» **TASK GOAL**
Copy out word for word the lines below, starting with the line that contains "svg-text:Circle Dr: Circle" and ending with the final line, both included. Leave the pictures out.

** START OF MATERIAL FOR THIS TASK **

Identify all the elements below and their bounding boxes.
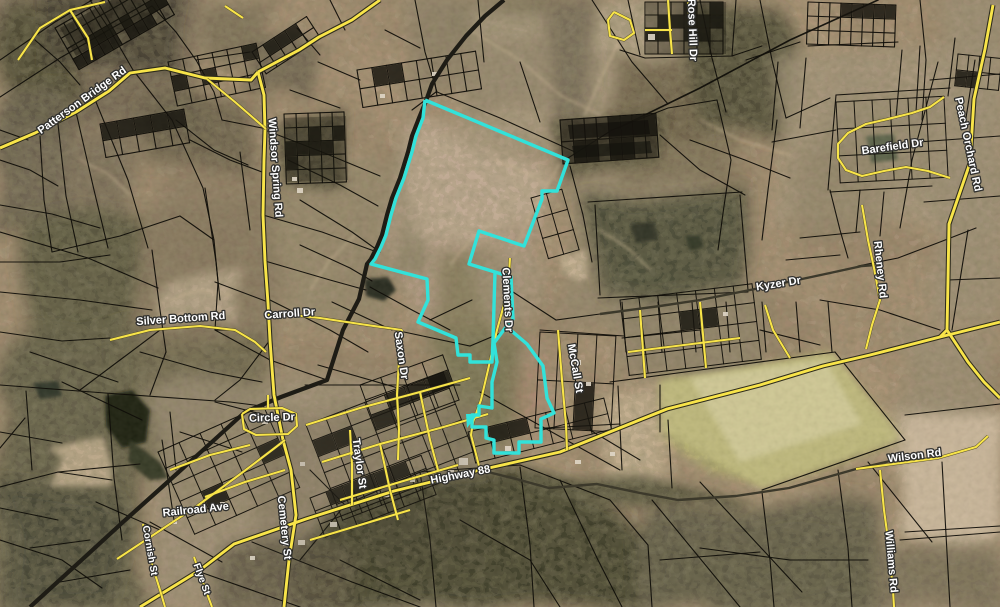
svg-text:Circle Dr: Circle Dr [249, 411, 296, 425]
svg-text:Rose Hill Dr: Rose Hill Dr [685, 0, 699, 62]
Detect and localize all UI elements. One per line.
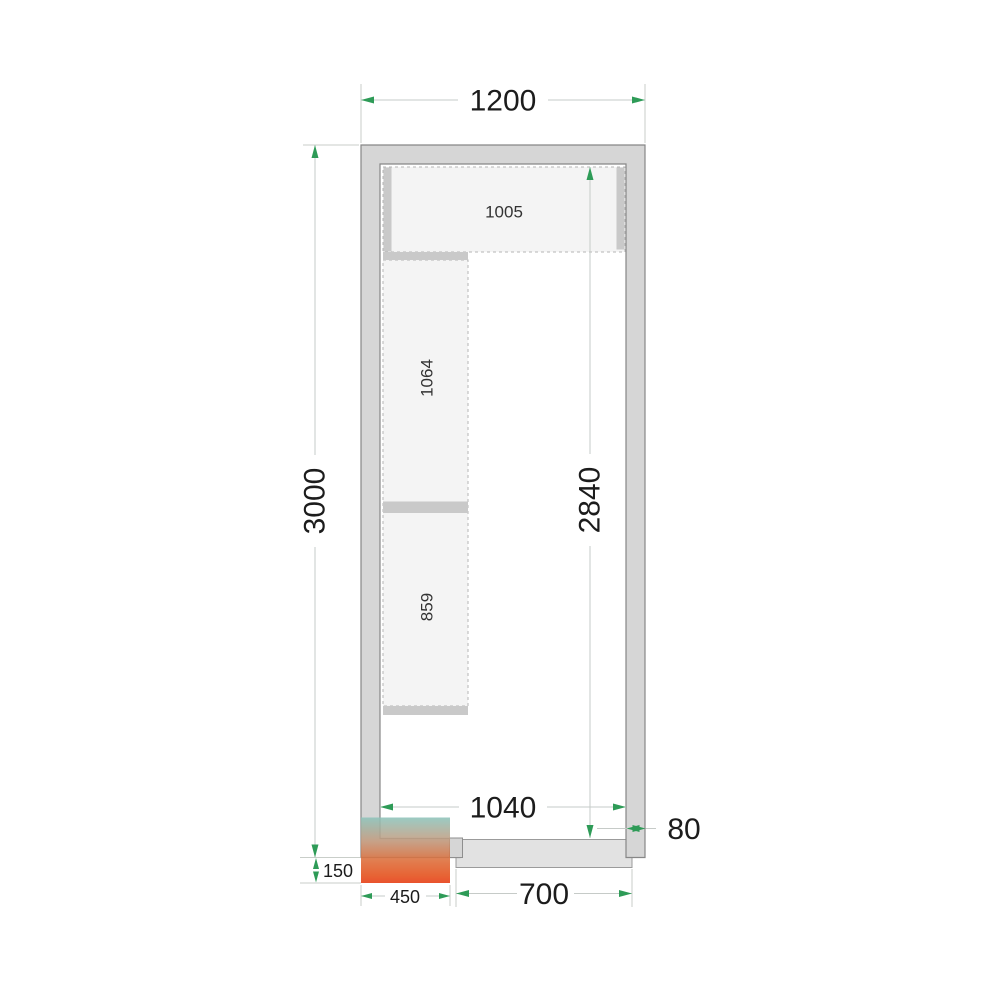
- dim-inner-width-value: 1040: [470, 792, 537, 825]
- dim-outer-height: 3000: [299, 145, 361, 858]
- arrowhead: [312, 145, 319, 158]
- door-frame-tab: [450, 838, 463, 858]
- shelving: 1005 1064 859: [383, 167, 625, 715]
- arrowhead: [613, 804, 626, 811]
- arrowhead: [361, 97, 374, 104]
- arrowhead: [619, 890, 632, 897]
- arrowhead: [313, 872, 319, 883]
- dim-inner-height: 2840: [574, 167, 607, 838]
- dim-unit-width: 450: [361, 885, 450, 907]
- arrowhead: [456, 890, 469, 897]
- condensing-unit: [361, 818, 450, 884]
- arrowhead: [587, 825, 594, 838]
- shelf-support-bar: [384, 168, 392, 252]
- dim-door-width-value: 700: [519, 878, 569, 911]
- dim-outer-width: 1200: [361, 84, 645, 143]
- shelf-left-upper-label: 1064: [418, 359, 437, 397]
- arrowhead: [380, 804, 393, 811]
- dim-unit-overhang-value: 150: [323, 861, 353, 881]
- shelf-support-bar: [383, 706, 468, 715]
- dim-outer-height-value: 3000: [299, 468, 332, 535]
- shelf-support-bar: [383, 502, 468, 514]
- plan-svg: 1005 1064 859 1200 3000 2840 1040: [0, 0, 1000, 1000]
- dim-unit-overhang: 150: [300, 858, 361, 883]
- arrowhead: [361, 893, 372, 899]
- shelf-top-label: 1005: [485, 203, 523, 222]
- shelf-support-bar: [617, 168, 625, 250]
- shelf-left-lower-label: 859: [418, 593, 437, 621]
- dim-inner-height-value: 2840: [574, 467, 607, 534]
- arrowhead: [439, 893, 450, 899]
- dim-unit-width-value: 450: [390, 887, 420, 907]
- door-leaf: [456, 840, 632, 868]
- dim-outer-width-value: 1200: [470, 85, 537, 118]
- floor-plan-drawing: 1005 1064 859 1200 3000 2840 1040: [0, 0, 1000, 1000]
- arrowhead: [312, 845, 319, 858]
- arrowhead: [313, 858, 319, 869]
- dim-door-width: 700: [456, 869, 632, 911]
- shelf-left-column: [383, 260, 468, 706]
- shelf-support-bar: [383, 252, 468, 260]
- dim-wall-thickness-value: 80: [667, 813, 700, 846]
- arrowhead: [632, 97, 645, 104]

** END OF MATERIAL FOR THIS TASK **

» **TASK ANSWER**
svg-text:Circle Dr: Circle Dr [249, 411, 296, 425]
svg-text:Rose Hill Dr: Rose Hill Dr [685, 0, 699, 62]
Detect and localize all UI elements. One per line.
- dim-inner-width-value: 1040: [470, 792, 537, 825]
- dim-outer-height: 3000: [299, 145, 361, 858]
- arrowhead: [312, 145, 319, 158]
- door-frame-tab: [450, 838, 463, 858]
- shelving: 1005 1064 859: [383, 167, 625, 715]
- arrowhead: [613, 804, 626, 811]
- arrowhead: [361, 97, 374, 104]
- arrowhead: [619, 890, 632, 897]
- arrowhead: [313, 872, 319, 883]
- dim-inner-height: 2840: [574, 167, 607, 838]
- dim-unit-width: 450: [361, 885, 450, 907]
- arrowhead: [456, 890, 469, 897]
- condensing-unit: [361, 818, 450, 884]
- arrowhead: [587, 825, 594, 838]
- shelf-support-bar: [384, 168, 392, 252]
- dim-door-width-value: 700: [519, 878, 569, 911]
- dim-outer-width: 1200: [361, 84, 645, 143]
- shelf-left-upper-label: 1064: [418, 359, 437, 397]
- arrowhead: [380, 804, 393, 811]
- dim-unit-overhang-value: 150: [323, 861, 353, 881]
- shelf-support-bar: [383, 706, 468, 715]
- dim-outer-height-value: 3000: [299, 468, 332, 535]
- shelf-support-bar: [383, 502, 468, 514]
- plan-svg: 1005 1064 859 1200 3000 2840 1040: [0, 0, 1000, 1000]
- dim-unit-overhang: 150: [300, 858, 361, 883]
- arrowhead: [361, 893, 372, 899]
- shelf-top-label: 1005: [485, 203, 523, 222]
- shelf-support-bar: [617, 168, 625, 250]
- shelf-left-lower-label: 859: [418, 593, 437, 621]
- dim-inner-height-value: 2840: [574, 467, 607, 534]
- arrowhead: [439, 893, 450, 899]
- dim-unit-width-value: 450: [390, 887, 420, 907]
- door-leaf: [456, 840, 632, 868]
- dim-outer-width-value: 1200: [470, 85, 537, 118]
- floor-plan-drawing: 1005 1064 859 1200 3000 2840 1040: [0, 0, 1000, 1000]
- arrowhead: [312, 845, 319, 858]
- arrowhead: [313, 858, 319, 869]
- dim-door-width: 700: [456, 869, 632, 911]
- shelf-left-column: [383, 260, 468, 706]
- shelf-support-bar: [383, 252, 468, 260]
- dim-wall-thickness-value: 80: [667, 813, 700, 846]
- arrowhead: [632, 97, 645, 104]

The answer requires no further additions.